__To do__. Find the number of lines in these records where the word "person" appears. Reply with that number and nothing more.

──────────

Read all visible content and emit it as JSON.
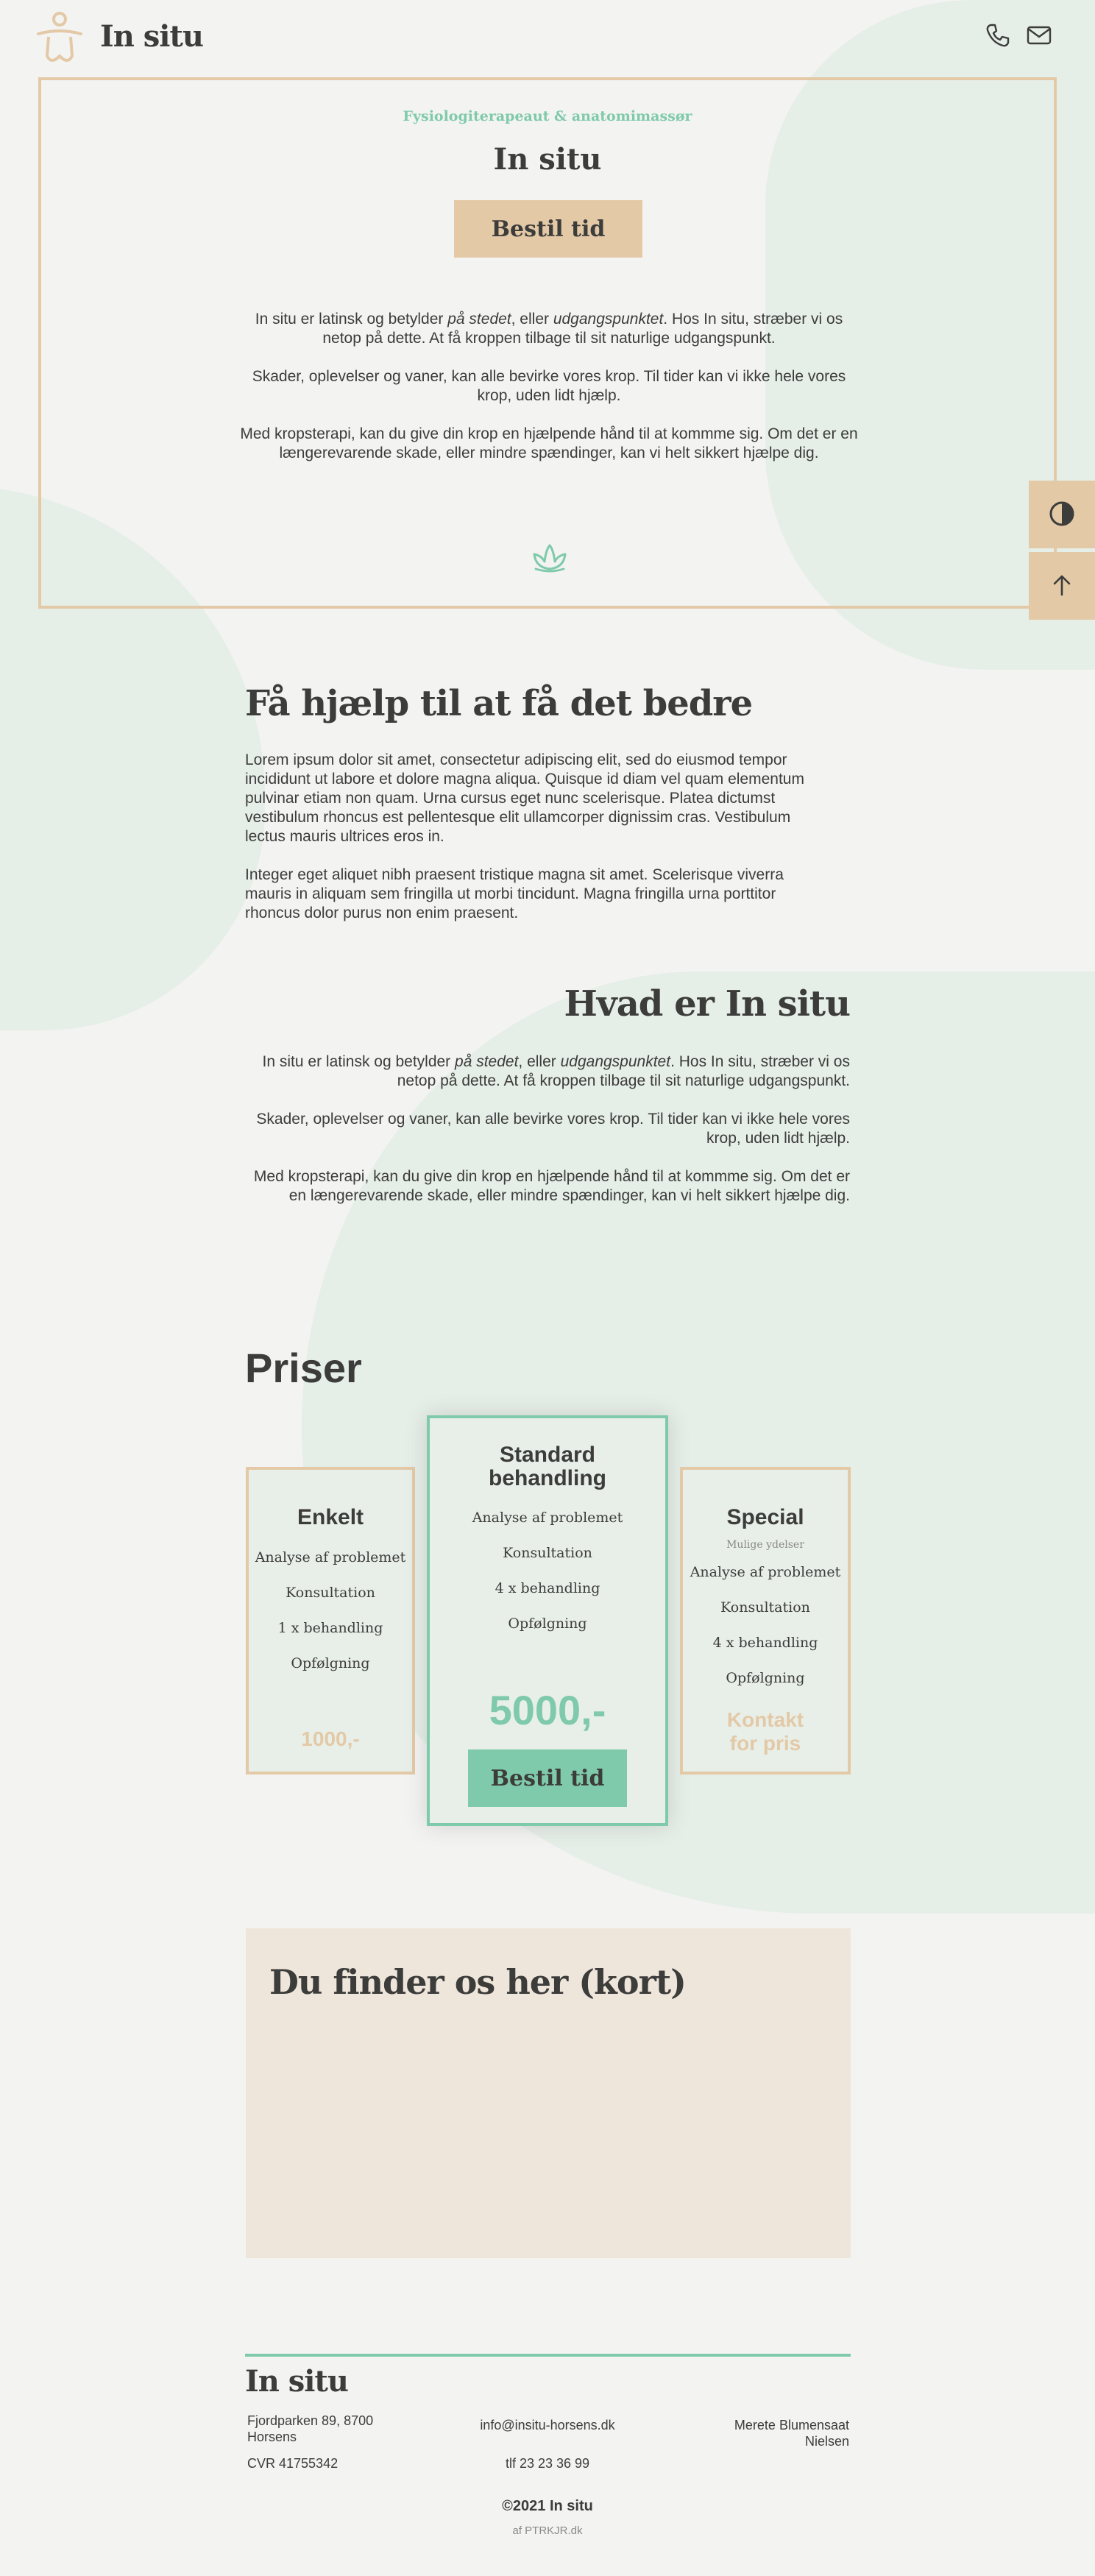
{
  "header": {
    "brand": "In situ",
    "icons": [
      "person-logo-icon",
      "phone-icon",
      "mail-icon"
    ]
  },
  "hero": {
    "eyebrow": "Fysiologiterapeaut & anatomimassør",
    "title": "In situ",
    "cta": "Bestil tid",
    "p1_a": "In situ er latinsk og betylder ",
    "p1_em1": "på stedet",
    "p1_b": ", eller ",
    "p1_em2": "udgangspunktet",
    "p1_c": ". Hos In situ, stræber vi os netop på dette. At få kroppen tilbage til sit naturlige udgangspunkt.",
    "p2": "Skader, oplevelser og vaner, kan alle bevirke vores krop. Til tider kan vi ikke hele vores krop, uden lidt hjælp.",
    "p3": "Med kropsterapi, kan du give din krop en hjælpende hånd til at kommme sig. Om det er en længerevarende skade, eller mindre spændinger, kan vi helt sikkert hjælpe dig."
  },
  "side": {
    "icons": [
      "contrast-toggle-icon",
      "arrow-up-icon"
    ]
  },
  "help": {
    "title": "Få hjælp til at få det bedre",
    "p1": "Lorem ipsum dolor sit amet, consectetur adipiscing elit, sed do eiusmod tempor incididunt ut labore et dolore magna aliqua. Quisque id diam vel quam elementum pulvinar etiam non quam. Urna cursus eget nunc scelerisque. Platea dictumst vestibulum rhoncus est pellentesque elit ullamcorper dignissim cras. Vestibulum lectus mauris ultrices eros in.",
    "p2": "Integer eget aliquet nibh praesent tristique magna sit amet. Scelerisque viverra mauris in aliquam sem fringilla ut morbi tincidunt. Magna fringilla urna porttitor rhoncus dolor purus non enim praesent."
  },
  "about": {
    "title": "Hvad er In situ",
    "p1_a": "In situ er latinsk og betylder ",
    "p1_em1": "på stedet",
    "p1_b": ", eller ",
    "p1_em2": "udgangspunktet",
    "p1_c": ". Hos In situ, stræber vi os netop på dette. At få kroppen tilbage til sit naturlige udgangspunkt.",
    "p2": "Skader, oplevelser og vaner, kan alle bevirke vores krop. Til tider kan vi ikke hele vores krop, uden lidt hjælp.",
    "p3": "Med kropsterapi, kan du give din krop en hjælpende hånd til at kommme sig. Om det er en længerevarende skade, eller mindre spændinger, kan vi helt sikkert hjælpe dig."
  },
  "prices": {
    "title": "Priser",
    "enkelt": {
      "title": "Enkelt",
      "features": [
        "Analyse af problemet",
        "Konsultation",
        "1 x behandling",
        "Opfølgning"
      ],
      "price": "1000,-"
    },
    "standard": {
      "title": "Standard behandling",
      "features": [
        "Analyse af problemet",
        "Konsultation",
        "4 x behandling",
        "Opfølgning"
      ],
      "price": "5000,-",
      "cta": "Bestil tid"
    },
    "special": {
      "title": "Special",
      "note": "Mulige ydelser",
      "features": [
        "Analyse af problemet",
        "Konsultation",
        "4 x behandling",
        "Opfølgning"
      ],
      "price": "Kontakt for pris"
    }
  },
  "map": {
    "title": "Du finder os her (kort)"
  },
  "footer": {
    "brand": "In situ",
    "address": "Fjordparken 89, 8700 Horsens",
    "cvr": "CVR 41755342",
    "email": "info@insitu-horsens.dk",
    "phone": "tlf 23 23 36 99",
    "person": "Merete Blumensaat Nielsen",
    "copyright": "©2021 In situ",
    "credit": "af PTRKJR.dk"
  },
  "colors": {
    "beige": "#e3c9a6",
    "green": "#7fcaaa",
    "text": "#3c3c3b",
    "background": "#f3f3f2",
    "blob": "#e6eee8"
  }
}
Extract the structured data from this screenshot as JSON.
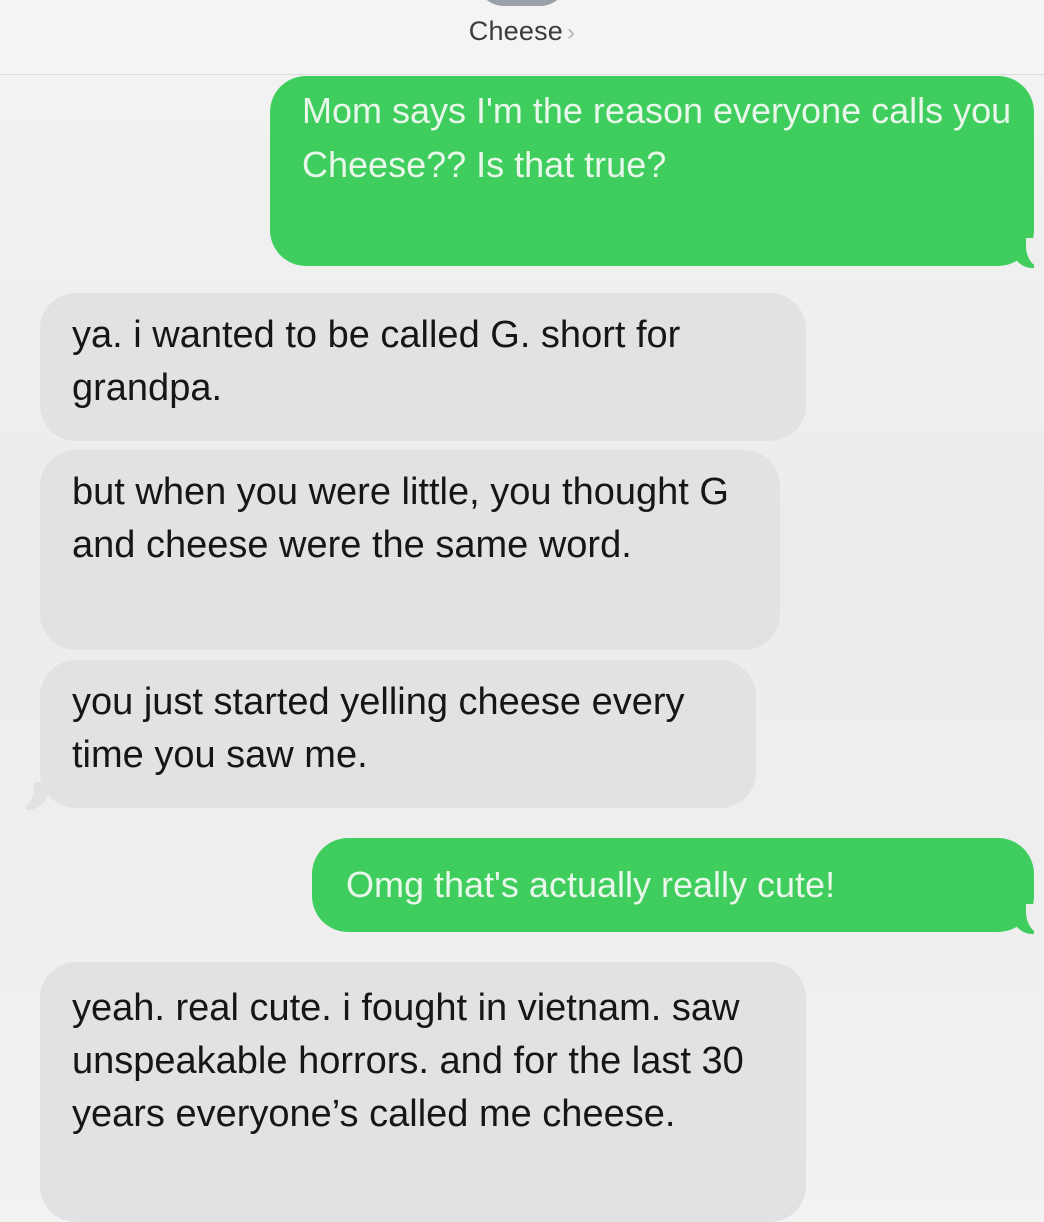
{
  "header": {
    "contact_name": "Cheese",
    "chevron": "›"
  },
  "messages": [
    {
      "direction": "sent",
      "text": "Mom says I'm the reason everyone calls you Cheese?? Is that true?"
    },
    {
      "direction": "received",
      "text": "ya. i wanted to be called G. short for grandpa."
    },
    {
      "direction": "received",
      "text": "but when you were little, you thought G and cheese were the same word."
    },
    {
      "direction": "received",
      "text": "you just started yelling cheese every time you saw me."
    },
    {
      "direction": "sent",
      "text": "Omg that's actually really cute!"
    },
    {
      "direction": "received",
      "text": "yeah. real cute. i fought in vietnam. saw unspeakable horrors. and for the last 30 years everyone’s called me cheese."
    }
  ],
  "colors": {
    "sent_bubble": "#3fce5e",
    "received_bubble": "#e2e2e4",
    "background": "#eeeeee"
  }
}
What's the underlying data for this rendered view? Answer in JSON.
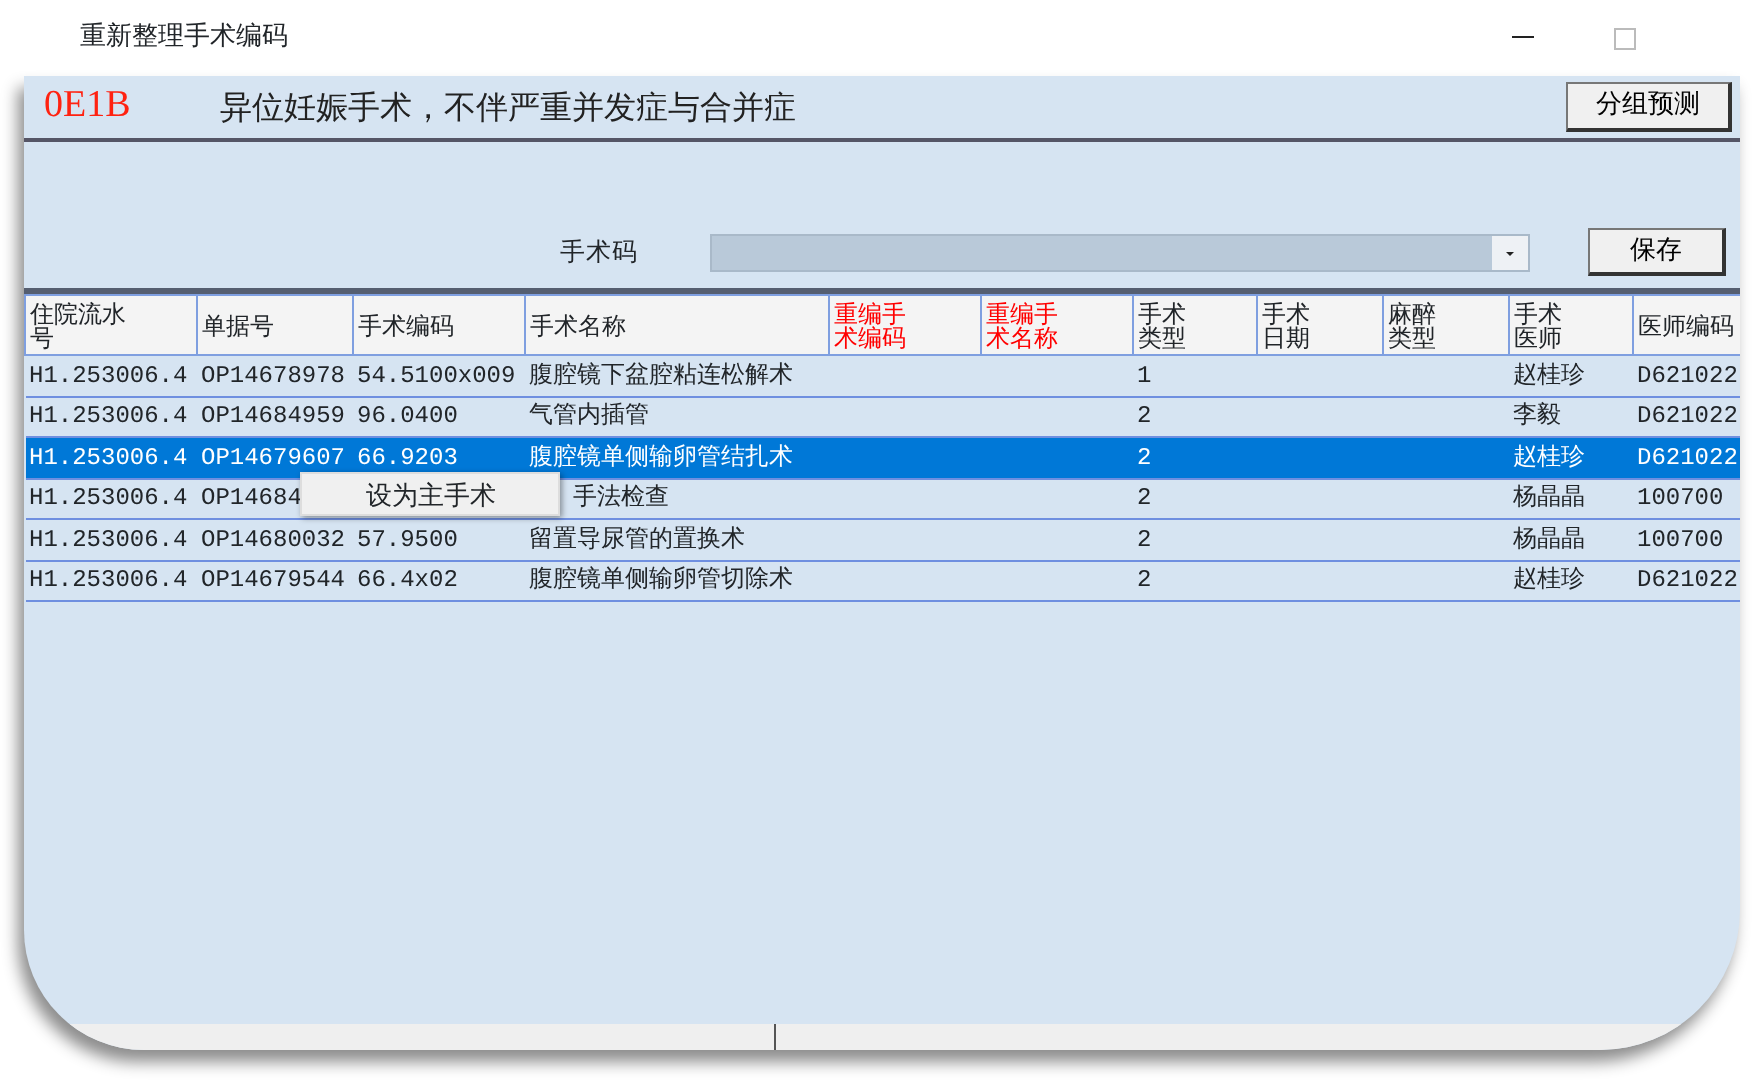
{
  "window": {
    "title": "重新整理手术编码"
  },
  "group": {
    "code": "0E1B",
    "name": "异位妊娠手术，不伴严重并发症与合并症",
    "predict_button": "分组预测"
  },
  "surgery_code": {
    "label": "手术码",
    "save_button": "保存"
  },
  "table": {
    "columns": [
      {
        "label": "住院流水号",
        "highlight": false
      },
      {
        "label": "单据号",
        "highlight": false
      },
      {
        "label": "手术编码",
        "highlight": false
      },
      {
        "label": "手术名称",
        "highlight": false
      },
      {
        "label": "重编手术编码",
        "highlight": true
      },
      {
        "label": "重编手术名称",
        "highlight": true
      },
      {
        "label": "手术类型",
        "highlight": false
      },
      {
        "label": "手术日期",
        "highlight": false
      },
      {
        "label": "麻醉类型",
        "highlight": false
      },
      {
        "label": "手术医师",
        "highlight": false
      },
      {
        "label": "医师编码",
        "highlight": false
      }
    ],
    "rows": [
      {
        "selected": false,
        "cells": [
          "H1.253006.4",
          "OP14678978",
          "54.5100x009",
          "腹腔镜下盆腔粘连松解术",
          null,
          null,
          "1",
          null,
          null,
          "赵桂珍",
          "D621022"
        ]
      },
      {
        "selected": false,
        "cells": [
          "H1.253006.4",
          "OP14684959",
          "96.0400",
          "气管内插管",
          null,
          null,
          "2",
          null,
          null,
          "李毅",
          "D621022"
        ]
      },
      {
        "selected": true,
        "cells": [
          "H1.253006.4",
          "OP14679607",
          "66.9203",
          "腹腔镜单侧输卵管结扎术",
          null,
          null,
          "2",
          null,
          null,
          "赵桂珍",
          "D621022"
        ]
      },
      {
        "selected": false,
        "cells": [
          "H1.253006.4",
          "OP14684",
          null,
          "手法检查",
          null,
          null,
          "2",
          null,
          null,
          "杨晶晶",
          "100700"
        ]
      },
      {
        "selected": false,
        "cells": [
          "H1.253006.4",
          "OP14680032",
          "57.9500",
          "留置导尿管的置换术",
          null,
          null,
          "2",
          null,
          null,
          "杨晶晶",
          "100700"
        ]
      },
      {
        "selected": false,
        "cells": [
          "H1.253006.4",
          "OP14679544",
          "66.4x02",
          "腹腔镜单侧输卵管切除术",
          null,
          null,
          "2",
          null,
          null,
          "赵桂珍",
          "D621022"
        ]
      }
    ]
  },
  "context_menu": {
    "items": [
      {
        "label": "设为主手术"
      }
    ]
  }
}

──────────

__Full output__. 2